§ Your instructions:
From the entries below, say how many lines carry the word "snows", and give nothing but the number.

[Extracted data entries]
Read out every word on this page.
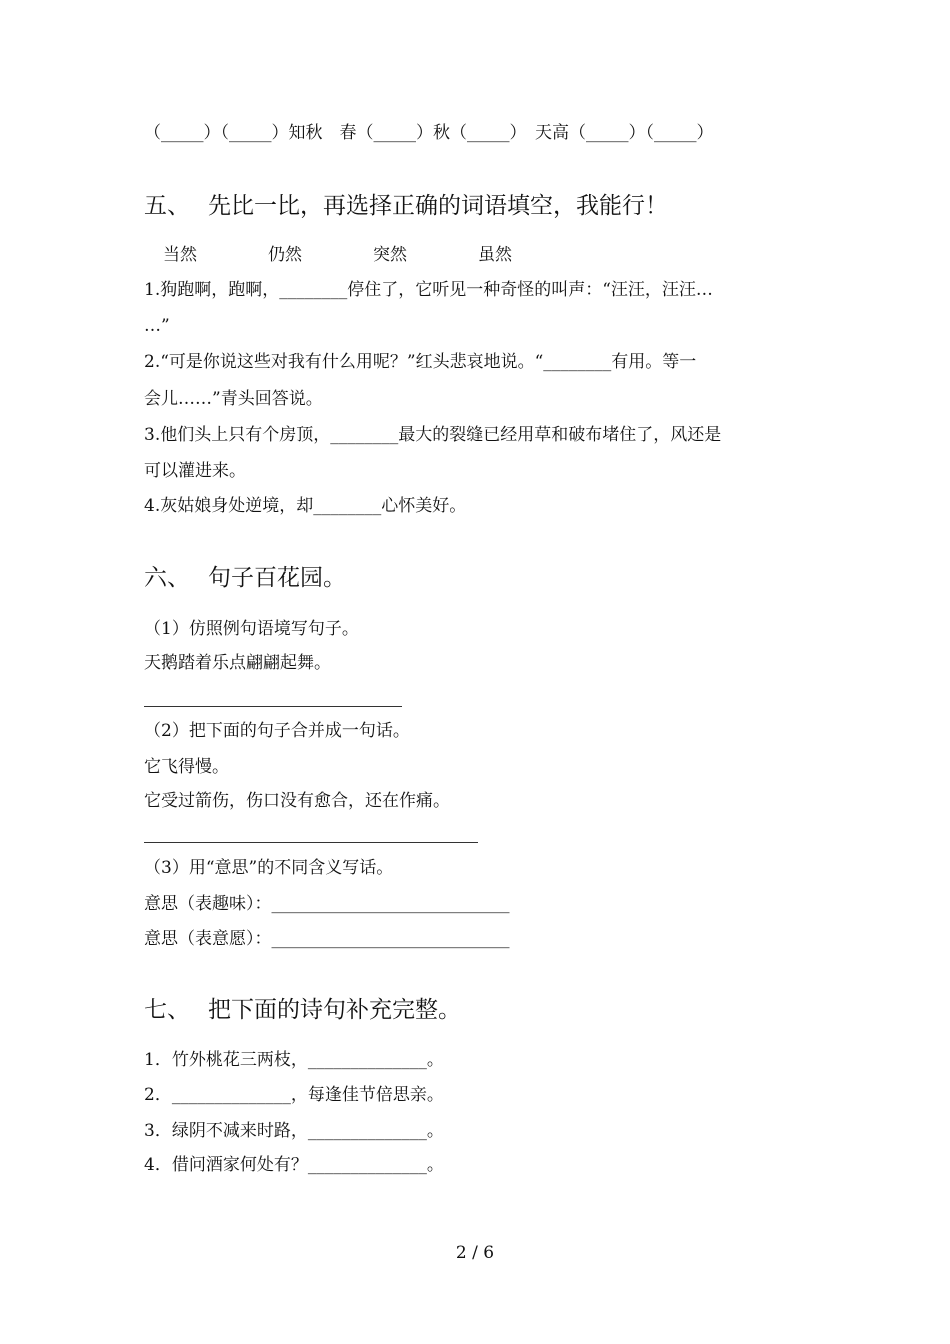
（_____）（_____）知秋　春（_____）秋（_____）　天高（_____）（_____）
五、 先比一比，再选择正确的词语填空，我能行！
当然	仍然	突然	虽然
1.狗跑啊，跑啊，________停住了，它听见一种奇怪的叫声：“汪汪，汪汪…
…”
2.“可是你说这些对我有什么用呢？”红头悲哀地说。“________有用。等一
会儿……”青头回答说。
3.他们头上只有个房顶，________最大的裂缝已经用草和破布堵住了，风还是
可以灌进来。
4.灰姑娘身处逆境，却________心怀美好。
六、 句子百花园。
（1）仿照例句语境写句子。
天鹅踏着乐点翩翩起舞。
（2）把下面的句子合并成一句话。
它飞得慢。
它受过箭伤，伤口没有愈合，还在作痛。
（3）用“意思”的不同含义写话。
意思（表趣味）：____________________________
意思（表意愿）：____________________________
七、 把下面的诗句补充完整。
1．竹外桃花三两枝，______________。
2．______________，每逢佳节倍思亲。
3．绿阴不减来时路，______________。
4．借问酒家何处有？______________。
2 / 6
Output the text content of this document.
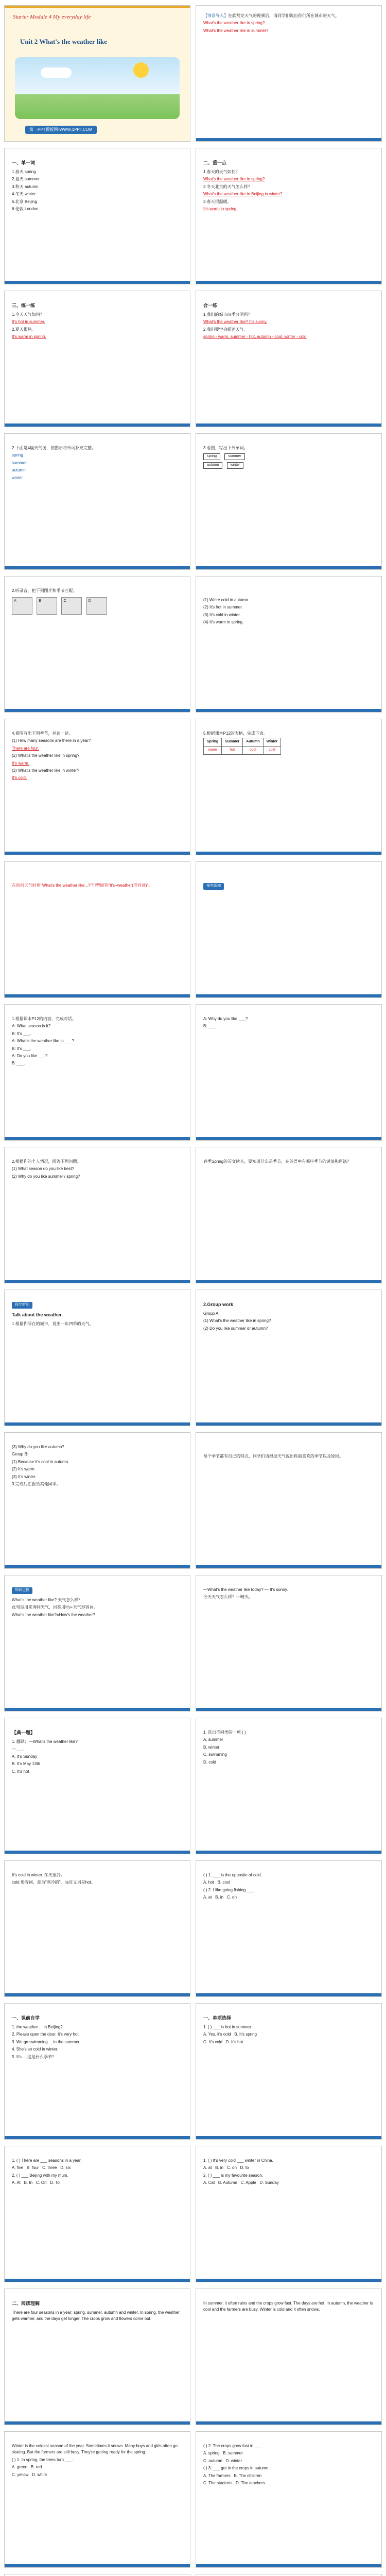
Starter Module 4 My everyday life
Unit 2 What's the weather like
第一PPT模板网-WWW.1PPT.COM
【情景导入】在欣赏完天气的视频后，请同学们说出你们所在城市的天气。
What's the weather like in spring?
What's the weather like in summer?
一、单一词
1.春天 spring
2.夏天 summer
3.秋天 autumn
4.冬天 winter
5.北京 Beijing
6.伦敦 London
二、重一点
1.春天的天气如何？
What's the weather like in spring?
2.冬天北京的天气怎么样？
What's the weather like in Beijing in winter?
3.春天很温暖。
It's warm in spring.
三、练一练
1.今天天气如何？
It's hot in summer.
2.夏天很热。
It's warm in spring.
合一练
1.我们的城市四季分明吗？
What's the weather like? It's sunny.
2.我们要学会描述天气。
spring - warm, summer - hot, autumn - cool, winter - cold
2.下面是4幅天气图，按图示将单词补充完整。
spring
summer
autumn
winter
3.看图，写出下列单词。
spring	summer
autumn	winter
2.听录音，把下列图片和季节匹配。
A
	B
	C
	D	(1) We're cold in autumn.
(2) It's hot in summer.
(3) It's cold in winter.
(4) It's warm in spring.
4.看图写出下列季节，并读一读。
(1) How many seasons are there in a year?
There are four.
(2) What's the weather like in spring?
It's warm.
(3) What's the weather like in winter?
It's cold.
5.根据课本P12的表格，完成下表。
Spring	Summer	Autumn	Winter
warm	hot	cool	cold
在询问天气时用"What's the weather like...?"句型回答"It's+weather(形容词)"。	探究新知
1.根据课本P12的内容，完成对话。
A: What season is it?
B: It's ___.
A: What's the weather like in ___?
B: It's ___.
A: Do you like ___?
B: ___.
A: Why do you like ___?
B: ___.
2.根据你的个人情况，回答下列问题。
(1) What season do you like best?
(2) Why do you like summer / spring?
春季Spring的英文读音，要知道什么是季节，在英语中有哪些季节的说法和用法？
探究新知
Talk about the weather
1.根据你所在的城市，说出一年四季的天气。
2.Group work
Group A:
(1) What's the weather like in spring?
(2) Do you like summer or autumn?
(3) Why do you like autumn?
Group B:
(1) Because it's cool in autumn.
(2) It's warm.
(3) It's winter.
3.完成后汇报给其他同学。
每个季节都有自己的特点，同学们请根据天气说出你最喜欢的季节以及原因。
知识点拨
What's the weather like? 天气怎么样？
此句型用来询问天气，回答用It's+天气形容词。
What's the weather like?=How's the weather?
—What's the weather like today? — It's sunny.
今天天气怎么样？—晴天。
【典一题】
1. 翻译：—What's the weather like?
—___.
A. It's Sunday
B. It's May 13th
C. It's hot
1. 选出不同类的一项 ( )
A. summer
B. winter
C. swimming
D. cold
It's cold in winter. 冬天很冷。
cold 形容词，意为"寒冷的"，its反义词是hot。
( ) 1. ___ is the opposite of cold.
A. hot B. cool
( ) 2. I like going fishing ___.
A. at B. in C. on
一、课前自学
1. the weather ... in Beijing?
2. Please open the door. It's very hot.
3. We go swimming ... in the summer.
4. She's so cold in winter.
5. It's ... 这是什么季节？
一、单项选择
1. ( ) ___ is hot in summer.
A. Yes, it's cold B. It's spring
C. It's cold D. It's hot
1. ( ) There are ___ seasons in a year.
A. five B. four C. three D. six
2. ( ) ___ Beijing with my mum.
A. At B. In C. On D. To
1. ( ) It's very cold ___ winter in China.
A. at B. in C. on D. to
2. ( ) ___ is my favourite season.
A. Cat B. Autumn C. Apple D. Sunday
二、阅读理解
There are four seasons in a year: spring, summer, autumn and winter. In spring, the weather gets warmer, and the days get longer. The crops grow and flowers come out.
In summer, it often rains and the crops grow fast. The days are hot. In autumn, the weather is cool and the farmers are busy. Winter is cold and it often snows.
Winter is the coldest season of the year. Sometimes it snows. Many boys and girls often go skating. But the farmers are still busy. They're getting ready for the spring.
( ) 1. In spring, the trees turn ___.
A. green B. red
C. yellow D. white
( ) 2. The crops grow fast in ___.
A. spring B. summer
C. autumn D. winter
( ) 3. ___ get in the crops in autumn.
A. The farmers B. The children
C. The students D. The teachers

§ Correct answer:
2